(Annotated element listings)
※ ※ ※

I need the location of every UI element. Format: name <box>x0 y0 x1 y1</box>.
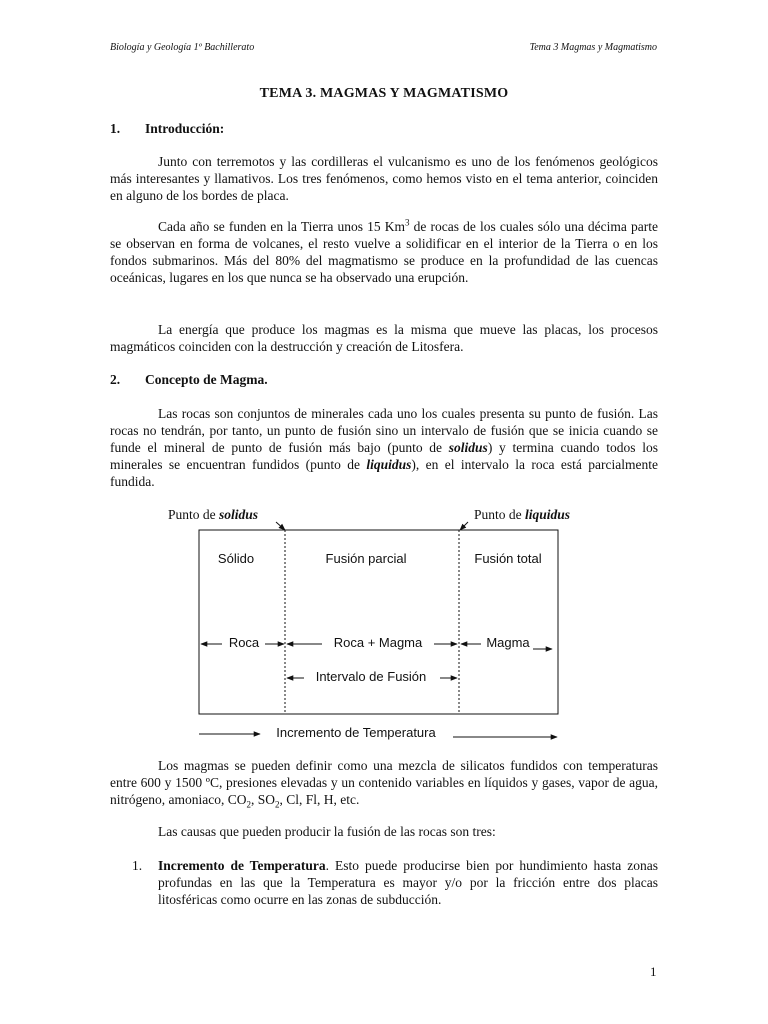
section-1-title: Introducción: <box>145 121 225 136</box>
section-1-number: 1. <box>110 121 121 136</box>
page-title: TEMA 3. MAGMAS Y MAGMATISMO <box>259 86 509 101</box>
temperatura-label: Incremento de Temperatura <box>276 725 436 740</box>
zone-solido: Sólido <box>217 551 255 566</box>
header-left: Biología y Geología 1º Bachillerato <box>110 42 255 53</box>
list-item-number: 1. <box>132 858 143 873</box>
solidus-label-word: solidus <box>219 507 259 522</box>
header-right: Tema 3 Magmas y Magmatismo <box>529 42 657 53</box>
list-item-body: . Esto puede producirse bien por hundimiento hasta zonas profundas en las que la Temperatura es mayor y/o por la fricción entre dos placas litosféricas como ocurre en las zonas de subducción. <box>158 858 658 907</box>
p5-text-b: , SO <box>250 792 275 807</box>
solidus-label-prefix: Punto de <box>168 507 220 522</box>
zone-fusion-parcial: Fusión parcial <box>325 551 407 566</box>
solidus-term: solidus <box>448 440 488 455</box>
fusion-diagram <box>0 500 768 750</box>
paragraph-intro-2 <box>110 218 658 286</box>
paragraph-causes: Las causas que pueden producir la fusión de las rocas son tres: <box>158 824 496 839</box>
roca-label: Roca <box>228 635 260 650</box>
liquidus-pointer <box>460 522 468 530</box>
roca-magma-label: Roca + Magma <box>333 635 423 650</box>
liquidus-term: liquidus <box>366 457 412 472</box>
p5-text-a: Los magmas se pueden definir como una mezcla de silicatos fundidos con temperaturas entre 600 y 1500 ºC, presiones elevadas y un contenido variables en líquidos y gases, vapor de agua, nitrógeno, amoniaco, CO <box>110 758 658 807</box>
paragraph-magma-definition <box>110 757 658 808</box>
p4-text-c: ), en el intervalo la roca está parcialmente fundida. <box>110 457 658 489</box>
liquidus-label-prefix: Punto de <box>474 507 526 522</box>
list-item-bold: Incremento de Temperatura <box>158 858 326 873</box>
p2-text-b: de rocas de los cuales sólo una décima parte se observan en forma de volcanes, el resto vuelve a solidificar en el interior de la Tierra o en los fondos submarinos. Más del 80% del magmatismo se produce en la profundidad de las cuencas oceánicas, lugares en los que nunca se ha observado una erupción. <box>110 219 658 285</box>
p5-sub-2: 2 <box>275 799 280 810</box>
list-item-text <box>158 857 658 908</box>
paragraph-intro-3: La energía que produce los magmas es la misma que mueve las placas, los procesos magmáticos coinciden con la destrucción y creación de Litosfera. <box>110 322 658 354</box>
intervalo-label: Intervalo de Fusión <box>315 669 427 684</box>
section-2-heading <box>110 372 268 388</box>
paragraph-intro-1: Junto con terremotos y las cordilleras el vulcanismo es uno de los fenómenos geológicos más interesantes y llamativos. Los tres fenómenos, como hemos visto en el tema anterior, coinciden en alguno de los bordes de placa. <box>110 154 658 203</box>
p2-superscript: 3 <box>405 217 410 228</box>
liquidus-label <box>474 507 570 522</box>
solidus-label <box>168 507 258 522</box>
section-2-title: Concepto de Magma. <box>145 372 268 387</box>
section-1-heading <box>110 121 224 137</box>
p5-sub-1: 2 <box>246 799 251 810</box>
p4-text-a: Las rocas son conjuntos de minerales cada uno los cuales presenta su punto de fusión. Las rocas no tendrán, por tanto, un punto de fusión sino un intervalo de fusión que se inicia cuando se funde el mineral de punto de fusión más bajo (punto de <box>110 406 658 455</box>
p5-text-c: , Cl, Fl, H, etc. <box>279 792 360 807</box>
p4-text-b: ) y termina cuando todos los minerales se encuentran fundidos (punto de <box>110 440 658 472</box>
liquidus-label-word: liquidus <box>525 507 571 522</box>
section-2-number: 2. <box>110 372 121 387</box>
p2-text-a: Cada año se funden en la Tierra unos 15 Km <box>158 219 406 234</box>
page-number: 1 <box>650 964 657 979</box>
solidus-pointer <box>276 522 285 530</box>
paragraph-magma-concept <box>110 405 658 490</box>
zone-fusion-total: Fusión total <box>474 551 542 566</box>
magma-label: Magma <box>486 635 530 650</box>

※ ※ ※

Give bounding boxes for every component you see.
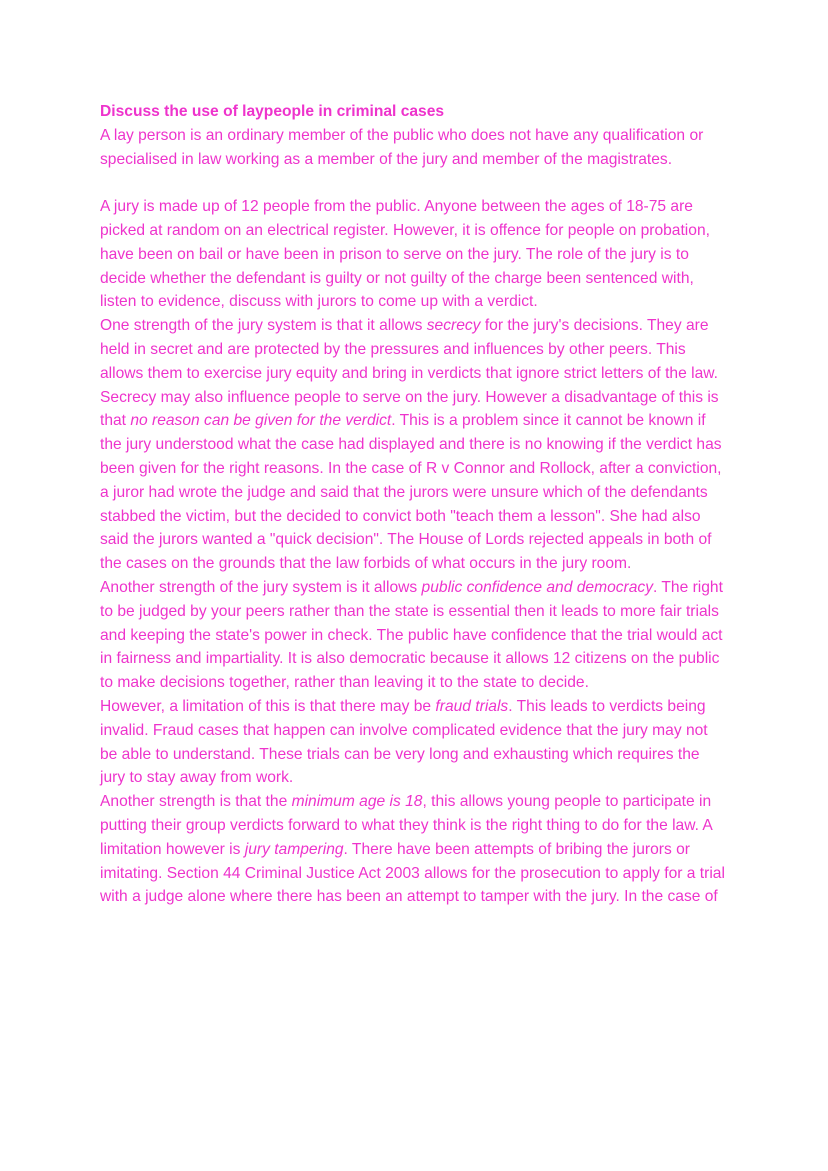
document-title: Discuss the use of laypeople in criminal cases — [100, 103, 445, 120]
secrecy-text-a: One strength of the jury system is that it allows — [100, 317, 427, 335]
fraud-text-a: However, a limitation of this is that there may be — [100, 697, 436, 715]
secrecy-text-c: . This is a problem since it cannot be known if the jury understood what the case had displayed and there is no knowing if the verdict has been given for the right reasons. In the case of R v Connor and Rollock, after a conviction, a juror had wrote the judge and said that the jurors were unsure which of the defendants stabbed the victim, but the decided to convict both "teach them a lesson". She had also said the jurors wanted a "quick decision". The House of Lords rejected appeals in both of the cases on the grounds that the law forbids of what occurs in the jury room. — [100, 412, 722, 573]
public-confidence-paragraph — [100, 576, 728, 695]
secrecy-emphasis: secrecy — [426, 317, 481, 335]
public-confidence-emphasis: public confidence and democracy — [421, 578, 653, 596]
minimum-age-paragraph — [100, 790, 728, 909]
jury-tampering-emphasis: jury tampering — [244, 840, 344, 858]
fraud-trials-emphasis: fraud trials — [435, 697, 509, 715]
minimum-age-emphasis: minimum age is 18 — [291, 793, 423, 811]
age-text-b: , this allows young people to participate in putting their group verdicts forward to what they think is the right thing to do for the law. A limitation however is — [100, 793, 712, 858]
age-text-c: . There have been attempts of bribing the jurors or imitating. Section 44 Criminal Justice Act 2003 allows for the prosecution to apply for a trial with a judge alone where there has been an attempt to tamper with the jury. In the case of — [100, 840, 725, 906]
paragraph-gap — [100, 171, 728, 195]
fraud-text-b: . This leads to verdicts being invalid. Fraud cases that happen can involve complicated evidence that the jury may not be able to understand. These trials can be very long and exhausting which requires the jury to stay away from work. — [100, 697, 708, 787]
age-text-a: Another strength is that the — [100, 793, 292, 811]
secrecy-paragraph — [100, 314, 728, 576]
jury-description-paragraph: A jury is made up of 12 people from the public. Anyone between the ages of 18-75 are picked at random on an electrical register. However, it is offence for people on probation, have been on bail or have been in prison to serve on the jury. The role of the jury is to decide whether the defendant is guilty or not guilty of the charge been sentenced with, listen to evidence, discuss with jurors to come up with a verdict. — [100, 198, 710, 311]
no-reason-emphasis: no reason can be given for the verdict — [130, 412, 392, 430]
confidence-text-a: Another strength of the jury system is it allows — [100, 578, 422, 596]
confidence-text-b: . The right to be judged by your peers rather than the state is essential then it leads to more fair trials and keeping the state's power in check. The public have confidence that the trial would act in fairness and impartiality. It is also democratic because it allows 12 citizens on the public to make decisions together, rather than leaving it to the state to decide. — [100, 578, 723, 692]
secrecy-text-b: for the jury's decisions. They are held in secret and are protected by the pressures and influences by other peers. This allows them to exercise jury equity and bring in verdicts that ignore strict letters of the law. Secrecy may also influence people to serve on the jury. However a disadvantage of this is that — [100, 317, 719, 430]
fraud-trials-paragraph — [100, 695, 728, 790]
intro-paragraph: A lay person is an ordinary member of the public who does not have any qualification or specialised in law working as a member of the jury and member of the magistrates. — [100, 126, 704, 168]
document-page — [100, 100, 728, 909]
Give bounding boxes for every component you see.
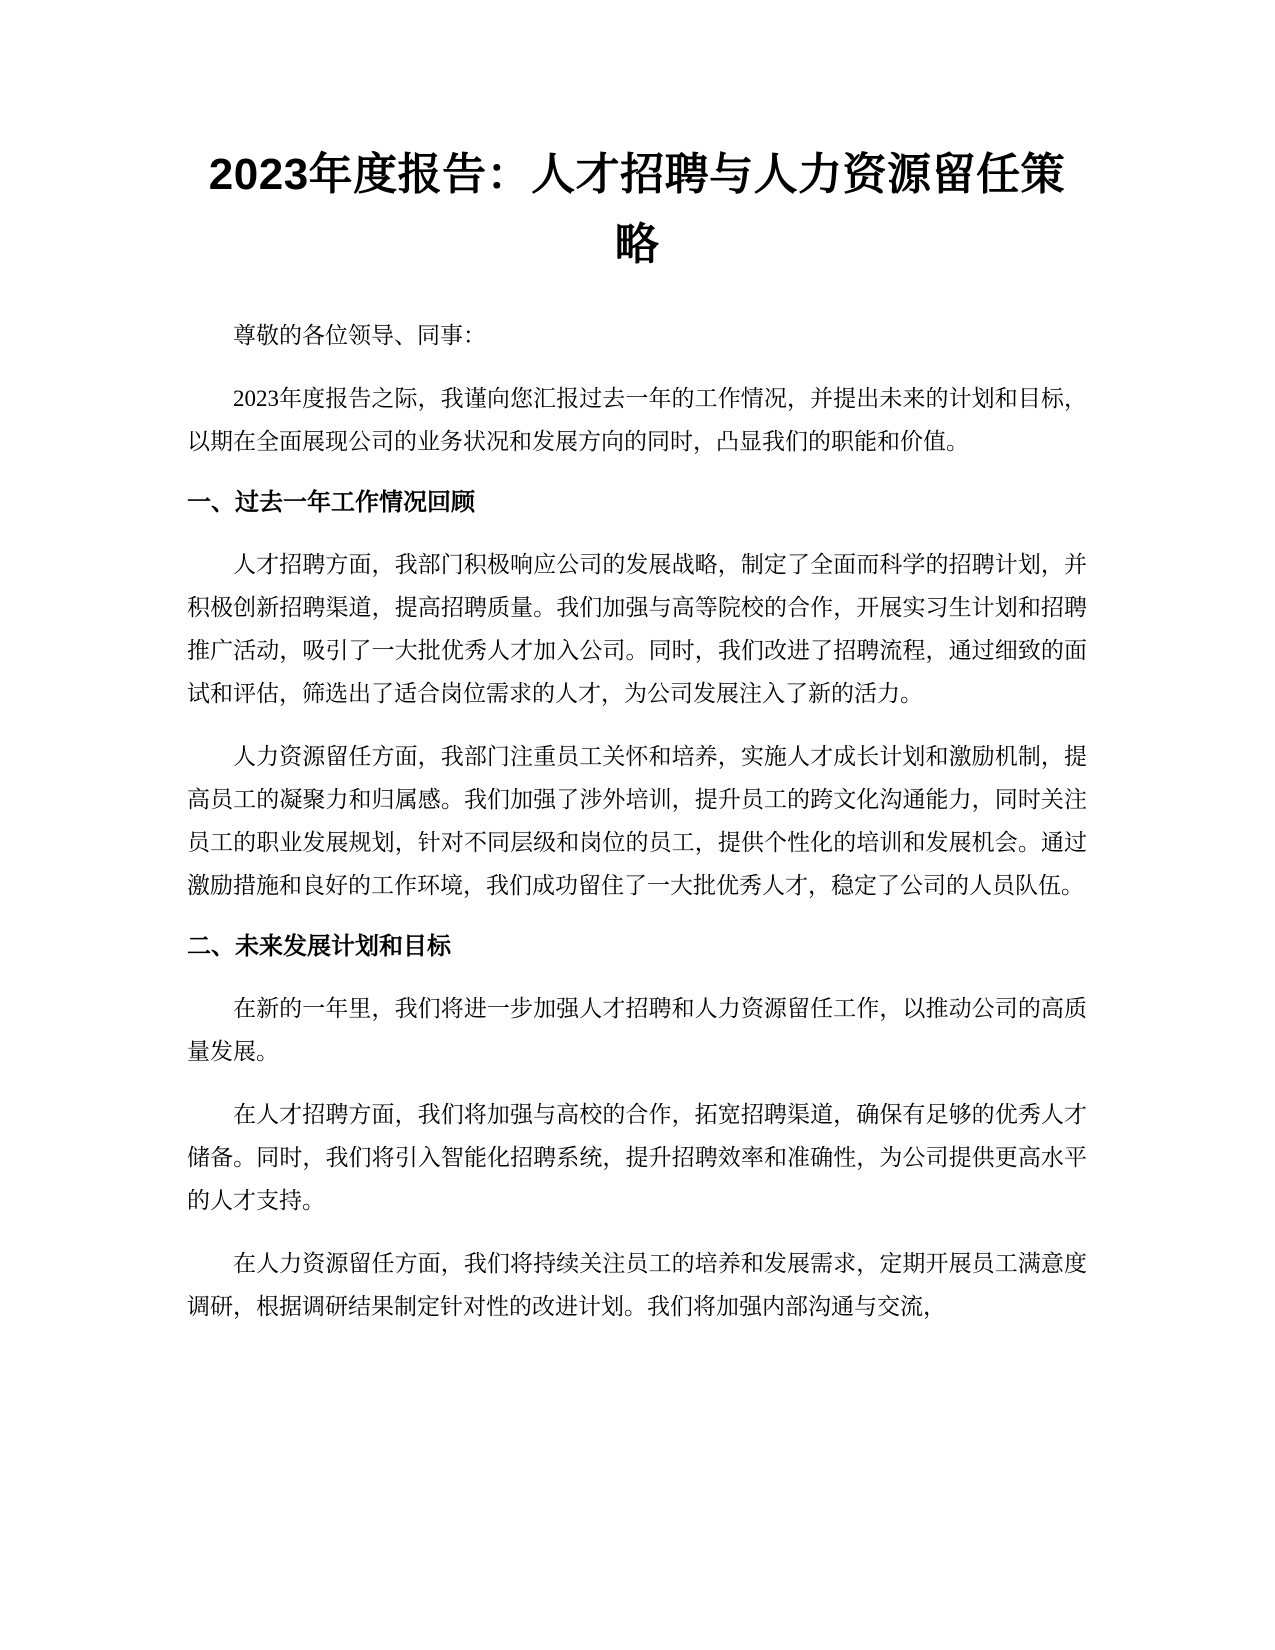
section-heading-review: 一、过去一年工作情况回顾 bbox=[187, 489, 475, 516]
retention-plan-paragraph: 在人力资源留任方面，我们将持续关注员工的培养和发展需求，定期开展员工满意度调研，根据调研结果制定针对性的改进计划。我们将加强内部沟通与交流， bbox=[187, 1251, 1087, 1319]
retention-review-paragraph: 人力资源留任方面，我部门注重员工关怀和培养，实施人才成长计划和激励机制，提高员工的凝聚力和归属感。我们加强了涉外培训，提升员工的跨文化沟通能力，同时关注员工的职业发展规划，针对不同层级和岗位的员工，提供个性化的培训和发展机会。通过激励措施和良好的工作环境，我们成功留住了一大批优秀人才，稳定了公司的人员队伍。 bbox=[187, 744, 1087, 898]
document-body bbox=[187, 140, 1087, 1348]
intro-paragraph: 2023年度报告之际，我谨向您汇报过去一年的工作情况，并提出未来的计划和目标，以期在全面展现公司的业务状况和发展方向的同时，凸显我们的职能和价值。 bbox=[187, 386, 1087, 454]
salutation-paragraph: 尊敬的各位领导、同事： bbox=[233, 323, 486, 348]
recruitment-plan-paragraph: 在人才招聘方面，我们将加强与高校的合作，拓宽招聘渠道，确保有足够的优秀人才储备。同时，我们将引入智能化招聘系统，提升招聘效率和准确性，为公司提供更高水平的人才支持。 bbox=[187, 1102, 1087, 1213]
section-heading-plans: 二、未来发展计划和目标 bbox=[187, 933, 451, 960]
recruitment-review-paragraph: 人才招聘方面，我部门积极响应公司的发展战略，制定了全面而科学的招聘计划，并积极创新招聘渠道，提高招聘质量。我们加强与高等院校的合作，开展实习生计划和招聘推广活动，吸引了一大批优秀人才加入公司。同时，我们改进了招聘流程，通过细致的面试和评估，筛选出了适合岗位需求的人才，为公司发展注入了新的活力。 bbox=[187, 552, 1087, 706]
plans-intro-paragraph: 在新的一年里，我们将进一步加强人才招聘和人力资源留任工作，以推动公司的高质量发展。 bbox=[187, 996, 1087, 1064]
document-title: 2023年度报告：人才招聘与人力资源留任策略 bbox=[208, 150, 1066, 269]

※ ※ ※

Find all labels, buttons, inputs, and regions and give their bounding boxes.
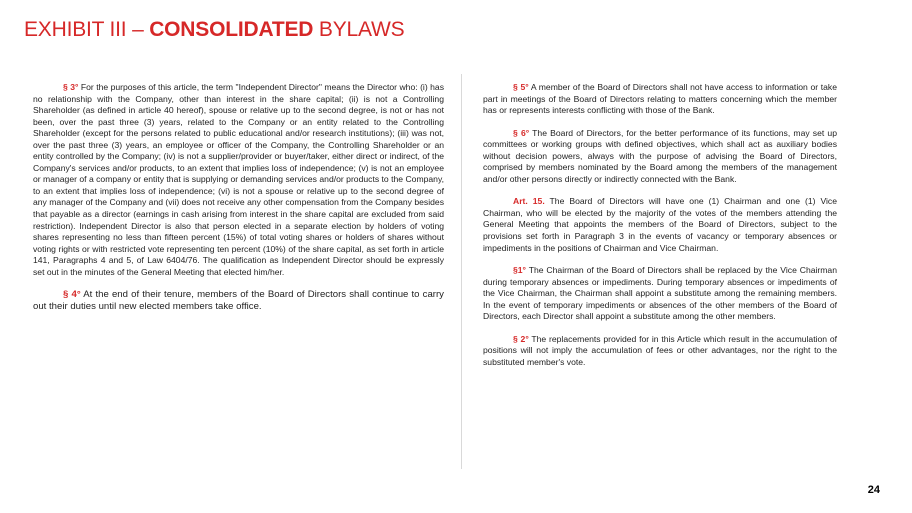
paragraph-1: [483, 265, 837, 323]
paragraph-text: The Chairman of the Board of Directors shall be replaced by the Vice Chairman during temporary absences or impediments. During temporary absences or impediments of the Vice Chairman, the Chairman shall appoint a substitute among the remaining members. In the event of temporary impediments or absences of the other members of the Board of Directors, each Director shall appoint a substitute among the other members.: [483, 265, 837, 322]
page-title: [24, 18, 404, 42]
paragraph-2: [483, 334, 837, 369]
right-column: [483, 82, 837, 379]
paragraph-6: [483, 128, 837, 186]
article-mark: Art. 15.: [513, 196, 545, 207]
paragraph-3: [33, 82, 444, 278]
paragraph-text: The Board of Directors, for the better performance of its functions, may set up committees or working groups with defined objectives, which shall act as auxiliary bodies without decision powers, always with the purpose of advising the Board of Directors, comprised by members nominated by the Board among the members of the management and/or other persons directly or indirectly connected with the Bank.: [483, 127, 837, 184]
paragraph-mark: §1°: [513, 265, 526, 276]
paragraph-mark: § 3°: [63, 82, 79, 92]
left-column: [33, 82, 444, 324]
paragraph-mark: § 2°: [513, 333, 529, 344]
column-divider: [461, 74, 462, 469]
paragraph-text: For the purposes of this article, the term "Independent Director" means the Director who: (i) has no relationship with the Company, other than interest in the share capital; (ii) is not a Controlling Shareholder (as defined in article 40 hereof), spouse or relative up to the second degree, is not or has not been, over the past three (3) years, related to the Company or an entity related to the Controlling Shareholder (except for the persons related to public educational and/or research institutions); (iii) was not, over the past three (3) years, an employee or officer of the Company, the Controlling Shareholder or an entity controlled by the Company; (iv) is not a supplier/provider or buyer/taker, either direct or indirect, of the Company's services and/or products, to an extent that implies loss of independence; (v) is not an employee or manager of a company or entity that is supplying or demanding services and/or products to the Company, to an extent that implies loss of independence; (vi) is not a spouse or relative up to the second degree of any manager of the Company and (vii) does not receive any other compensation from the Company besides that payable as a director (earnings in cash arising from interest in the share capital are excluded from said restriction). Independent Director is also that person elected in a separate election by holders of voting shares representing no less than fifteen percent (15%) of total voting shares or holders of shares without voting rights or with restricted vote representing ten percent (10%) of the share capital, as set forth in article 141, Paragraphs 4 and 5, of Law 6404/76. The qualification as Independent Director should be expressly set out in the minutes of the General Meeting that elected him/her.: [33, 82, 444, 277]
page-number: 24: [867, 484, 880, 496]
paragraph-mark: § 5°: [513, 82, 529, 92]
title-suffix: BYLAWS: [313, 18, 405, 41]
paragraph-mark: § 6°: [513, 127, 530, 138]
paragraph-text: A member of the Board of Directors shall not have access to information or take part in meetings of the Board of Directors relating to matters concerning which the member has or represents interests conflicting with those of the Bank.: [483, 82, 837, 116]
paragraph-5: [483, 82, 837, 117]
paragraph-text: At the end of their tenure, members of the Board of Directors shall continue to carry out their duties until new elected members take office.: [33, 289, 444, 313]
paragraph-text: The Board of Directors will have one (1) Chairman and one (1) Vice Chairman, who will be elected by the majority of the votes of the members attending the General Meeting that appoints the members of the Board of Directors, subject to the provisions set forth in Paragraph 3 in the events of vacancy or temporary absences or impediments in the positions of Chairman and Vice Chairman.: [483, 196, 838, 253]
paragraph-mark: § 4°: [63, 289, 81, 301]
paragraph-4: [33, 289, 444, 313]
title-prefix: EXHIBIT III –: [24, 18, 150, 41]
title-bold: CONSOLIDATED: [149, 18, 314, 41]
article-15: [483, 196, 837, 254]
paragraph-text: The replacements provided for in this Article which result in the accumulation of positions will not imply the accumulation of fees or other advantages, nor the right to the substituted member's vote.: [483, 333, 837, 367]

※ ※ ※

# Problem:
Copy the entries word for word, starting at the line that contains "document-title: Discuss the" and ending after the line that contains "paragraph-gap — [100, 171, 728, 195]".

# The result:
document-title: Discuss the use of laypeople in criminal cases — [100, 103, 445, 120]
secrecy-text-a: One strength of the jury system is that it allows — [100, 317, 427, 335]
fraud-text-a: However, a limitation of this is that there may be — [100, 697, 436, 715]
secrecy-text-c: . This is a problem since it cannot be known if the jury understood what the case had displayed and there is no knowing if the verdict has been given for the right reasons. In the case of R v Connor and Rollock, after a conviction, a juror had wrote the judge and said that the jurors were unsure which of the defendants stabbed the victim, but the decided to convict both "teach them a lesson". She had also said the jurors wanted a "quick decision". The House of Lords rejected appeals in both of the cases on the grounds that the law forbids of what occurs in the jury room. — [100, 412, 722, 573]
public-confidence-paragraph — [100, 576, 728, 695]
secrecy-emphasis: secrecy — [426, 317, 481, 335]
public-confidence-emphasis: public confidence and democracy — [421, 578, 653, 596]
minimum-age-paragraph — [100, 790, 728, 909]
jury-tampering-emphasis: jury tampering — [244, 840, 344, 858]
fraud-trials-emphasis: fraud trials — [435, 697, 509, 715]
minimum-age-emphasis: minimum age is 18 — [291, 793, 423, 811]
age-text-b: , this allows young people to participate in putting their group verdicts forward to what they think is the right thing to do for the law. A limitation however is — [100, 793, 712, 858]
age-text-c: . There have been attempts of bribing the jurors or imitating. Section 44 Criminal Justice Act 2003 allows for the prosecution to apply for a trial with a judge alone where there has been an attempt to tamper with the jury. In the case of — [100, 840, 725, 906]
paragraph-gap — [100, 171, 728, 195]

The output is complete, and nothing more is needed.